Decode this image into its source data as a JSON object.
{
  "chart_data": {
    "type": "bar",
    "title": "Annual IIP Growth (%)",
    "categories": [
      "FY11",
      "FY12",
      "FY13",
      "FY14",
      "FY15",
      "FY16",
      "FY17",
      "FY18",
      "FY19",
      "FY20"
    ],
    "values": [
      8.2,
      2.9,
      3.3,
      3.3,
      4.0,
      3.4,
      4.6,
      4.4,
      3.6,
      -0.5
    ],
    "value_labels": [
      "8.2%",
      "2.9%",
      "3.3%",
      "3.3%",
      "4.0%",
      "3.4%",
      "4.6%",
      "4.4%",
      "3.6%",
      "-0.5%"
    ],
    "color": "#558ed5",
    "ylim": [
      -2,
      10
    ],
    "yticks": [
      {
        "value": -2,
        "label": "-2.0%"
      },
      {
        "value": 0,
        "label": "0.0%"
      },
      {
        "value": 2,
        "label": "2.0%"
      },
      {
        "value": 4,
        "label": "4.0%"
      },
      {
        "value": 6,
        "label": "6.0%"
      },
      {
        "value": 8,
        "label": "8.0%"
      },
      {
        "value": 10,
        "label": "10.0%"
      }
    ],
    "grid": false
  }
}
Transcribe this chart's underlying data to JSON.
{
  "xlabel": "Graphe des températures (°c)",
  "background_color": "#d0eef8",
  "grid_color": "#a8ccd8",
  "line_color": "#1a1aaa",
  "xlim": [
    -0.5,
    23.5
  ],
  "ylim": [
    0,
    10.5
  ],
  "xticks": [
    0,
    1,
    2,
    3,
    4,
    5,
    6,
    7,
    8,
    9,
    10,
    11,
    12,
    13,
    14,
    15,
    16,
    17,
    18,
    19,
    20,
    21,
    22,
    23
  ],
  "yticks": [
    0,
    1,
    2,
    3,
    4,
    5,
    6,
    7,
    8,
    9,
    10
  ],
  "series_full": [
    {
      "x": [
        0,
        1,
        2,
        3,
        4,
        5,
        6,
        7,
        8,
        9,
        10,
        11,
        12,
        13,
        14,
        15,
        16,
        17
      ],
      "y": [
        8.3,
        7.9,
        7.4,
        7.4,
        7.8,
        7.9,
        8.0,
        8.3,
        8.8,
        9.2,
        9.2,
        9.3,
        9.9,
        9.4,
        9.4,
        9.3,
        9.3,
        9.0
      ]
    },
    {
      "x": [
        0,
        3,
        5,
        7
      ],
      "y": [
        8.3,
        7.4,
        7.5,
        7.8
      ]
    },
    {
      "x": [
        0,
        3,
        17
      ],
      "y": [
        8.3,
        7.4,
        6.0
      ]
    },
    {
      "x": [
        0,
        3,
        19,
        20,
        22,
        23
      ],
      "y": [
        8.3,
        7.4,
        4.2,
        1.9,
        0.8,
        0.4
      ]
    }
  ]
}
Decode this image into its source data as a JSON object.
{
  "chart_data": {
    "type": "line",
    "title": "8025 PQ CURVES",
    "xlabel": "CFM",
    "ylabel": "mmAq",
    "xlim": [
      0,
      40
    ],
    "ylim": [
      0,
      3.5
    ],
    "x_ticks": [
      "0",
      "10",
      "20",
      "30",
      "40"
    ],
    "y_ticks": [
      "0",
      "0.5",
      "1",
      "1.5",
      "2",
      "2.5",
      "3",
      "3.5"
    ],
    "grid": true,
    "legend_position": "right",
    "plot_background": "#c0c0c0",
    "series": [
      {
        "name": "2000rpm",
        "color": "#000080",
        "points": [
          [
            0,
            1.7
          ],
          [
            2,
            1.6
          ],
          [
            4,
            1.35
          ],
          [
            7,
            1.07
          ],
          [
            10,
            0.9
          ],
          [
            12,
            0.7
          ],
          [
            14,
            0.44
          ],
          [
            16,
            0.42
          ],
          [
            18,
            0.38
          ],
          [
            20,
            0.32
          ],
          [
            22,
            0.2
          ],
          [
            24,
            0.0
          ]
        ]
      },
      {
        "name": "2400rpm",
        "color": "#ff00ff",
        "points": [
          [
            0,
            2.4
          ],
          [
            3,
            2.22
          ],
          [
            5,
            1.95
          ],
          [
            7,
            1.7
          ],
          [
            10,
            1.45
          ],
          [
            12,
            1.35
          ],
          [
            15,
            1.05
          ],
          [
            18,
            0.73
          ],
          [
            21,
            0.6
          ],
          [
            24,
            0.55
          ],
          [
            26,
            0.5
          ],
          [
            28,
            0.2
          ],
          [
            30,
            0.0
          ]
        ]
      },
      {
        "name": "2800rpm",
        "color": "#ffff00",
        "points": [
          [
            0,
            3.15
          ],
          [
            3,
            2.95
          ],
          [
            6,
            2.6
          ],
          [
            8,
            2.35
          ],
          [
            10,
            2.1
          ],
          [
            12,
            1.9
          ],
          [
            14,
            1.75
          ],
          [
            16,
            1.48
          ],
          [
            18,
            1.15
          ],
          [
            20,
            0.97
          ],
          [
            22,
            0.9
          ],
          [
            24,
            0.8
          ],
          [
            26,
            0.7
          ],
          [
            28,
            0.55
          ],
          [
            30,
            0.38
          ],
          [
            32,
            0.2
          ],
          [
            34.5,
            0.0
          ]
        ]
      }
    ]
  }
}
____
### Problem to solve:
Please copy out each record, character for character.

### Complete response:
Decode this image into its source data as a JSON object.
{
  "chart_data": {
    "type": "bar",
    "title": "Annual IIP Growth (%)",
    "categories": [
      "FY11",
      "FY12",
      "FY13",
      "FY14",
      "FY15",
      "FY16",
      "FY17",
      "FY18",
      "FY19",
      "FY20"
    ],
    "values": [
      8.2,
      2.9,
      3.3,
      3.3,
      4.0,
      3.4,
      4.6,
      4.4,
      3.6,
      -0.5
    ],
    "value_labels": [
      "8.2%",
      "2.9%",
      "3.3%",
      "3.3%",
      "4.0%",
      "3.4%",
      "4.6%",
      "4.4%",
      "3.6%",
      "-0.5%"
    ],
    "color": "#558ed5",
    "ylim": [
      -2,
      10
    ],
    "yticks": [
      {
        "value": -2,
        "label": "-2.0%"
      },
      {
        "value": 0,
        "label": "0.0%"
      },
      {
        "value": 2,
        "label": "2.0%"
      },
      {
        "value": 4,
        "label": "4.0%"
      },
      {
        "value": 6,
        "label": "6.0%"
      },
      {
        "value": 8,
        "label": "8.0%"
      },
      {
        "value": 10,
        "label": "10.0%"
      }
    ],
    "grid": false
  }
}
Transcribe this chart's underlying data to JSON.
{
  "xlabel": "Graphe des températures (°c)",
  "background_color": "#d0eef8",
  "grid_color": "#a8ccd8",
  "line_color": "#1a1aaa",
  "xlim": [
    -0.5,
    23.5
  ],
  "ylim": [
    0,
    10.5
  ],
  "xticks": [
    0,
    1,
    2,
    3,
    4,
    5,
    6,
    7,
    8,
    9,
    10,
    11,
    12,
    13,
    14,
    15,
    16,
    17,
    18,
    19,
    20,
    21,
    22,
    23
  ],
  "yticks": [
    0,
    1,
    2,
    3,
    4,
    5,
    6,
    7,
    8,
    9,
    10
  ],
  "series_full": [
    {
      "x": [
        0,
        1,
        2,
        3,
        4,
        5,
        6,
        7,
        8,
        9,
        10,
        11,
        12,
        13,
        14,
        15,
        16,
        17
      ],
      "y": [
        8.3,
        7.9,
        7.4,
        7.4,
        7.8,
        7.9,
        8.0,
        8.3,
        8.8,
        9.2,
        9.2,
        9.3,
        9.9,
        9.4,
        9.4,
        9.3,
        9.3,
        9.0
      ]
    },
    {
      "x": [
        0,
        3,
        5,
        7
      ],
      "y": [
        8.3,
        7.4,
        7.5,
        7.8
      ]
    },
    {
      "x": [
        0,
        3,
        17
      ],
      "y": [
        8.3,
        7.4,
        6.0
      ]
    },
    {
      "x": [
        0,
        3,
        19,
        20,
        22,
        23
      ],
      "y": [
        8.3,
        7.4,
        4.2,
        1.9,
        0.8,
        0.4
      ]
    }
  ]
}
Decode this image into its source data as a JSON object.
{
  "chart_data": {
    "type": "line",
    "title": "8025 PQ CURVES",
    "xlabel": "CFM",
    "ylabel": "mmAq",
    "xlim": [
      0,
      40
    ],
    "ylim": [
      0,
      3.5
    ],
    "x_ticks": [
      "0",
      "10",
      "20",
      "30",
      "40"
    ],
    "y_ticks": [
      "0",
      "0.5",
      "1",
      "1.5",
      "2",
      "2.5",
      "3",
      "3.5"
    ],
    "grid": true,
    "legend_position": "right",
    "plot_background": "#c0c0c0",
    "series": [
      {
        "name": "2000rpm",
        "color": "#000080",
        "points": [
          [
            0,
            1.7
          ],
          [
            2,
            1.6
          ],
          [
            4,
            1.35
          ],
          [
            7,
            1.07
          ],
          [
            10,
            0.9
          ],
          [
            12,
            0.7
          ],
          [
            14,
            0.44
          ],
          [
            16,
            0.42
          ],
          [
            18,
            0.38
          ],
          [
            20,
            0.32
          ],
          [
            22,
            0.2
          ],
          [
            24,
            0.0
          ]
        ]
      },
      {
        "name": "2400rpm",
        "color": "#ff00ff",
        "points": [
          [
            0,
            2.4
          ],
          [
            3,
            2.22
          ],
          [
            5,
            1.95
          ],
          [
            7,
            1.7
          ],
          [
            10,
            1.45
          ],
          [
            12,
            1.35
          ],
          [
            15,
            1.05
          ],
          [
            18,
            0.73
          ],
          [
            21,
            0.6
          ],
          [
            24,
            0.55
          ],
          [
            26,
            0.5
          ],
          [
            28,
            0.2
          ],
          [
            30,
            0.0
          ]
        ]
      },
      {
        "name": "2800rpm",
        "color": "#ffff00",
        "points": [
          [
            0,
            3.15
          ],
          [
            3,
            2.95
          ],
          [
            6,
            2.6
          ],
          [
            8,
            2.35
          ],
          [
            10,
            2.1
          ],
          [
            12,
            1.9
          ],
          [
            14,
            1.75
          ],
          [
            16,
            1.48
          ],
          [
            18,
            1.15
          ],
          [
            20,
            0.97
          ],
          [
            22,
            0.9
          ],
          [
            24,
            0.8
          ],
          [
            26,
            0.7
          ],
          [
            28,
            0.55
          ],
          [
            30,
            0.38
          ],
          [
            32,
            0.2
          ],
          [
            34.5,
            0.0
          ]
        ]
      }
    ]
  }
}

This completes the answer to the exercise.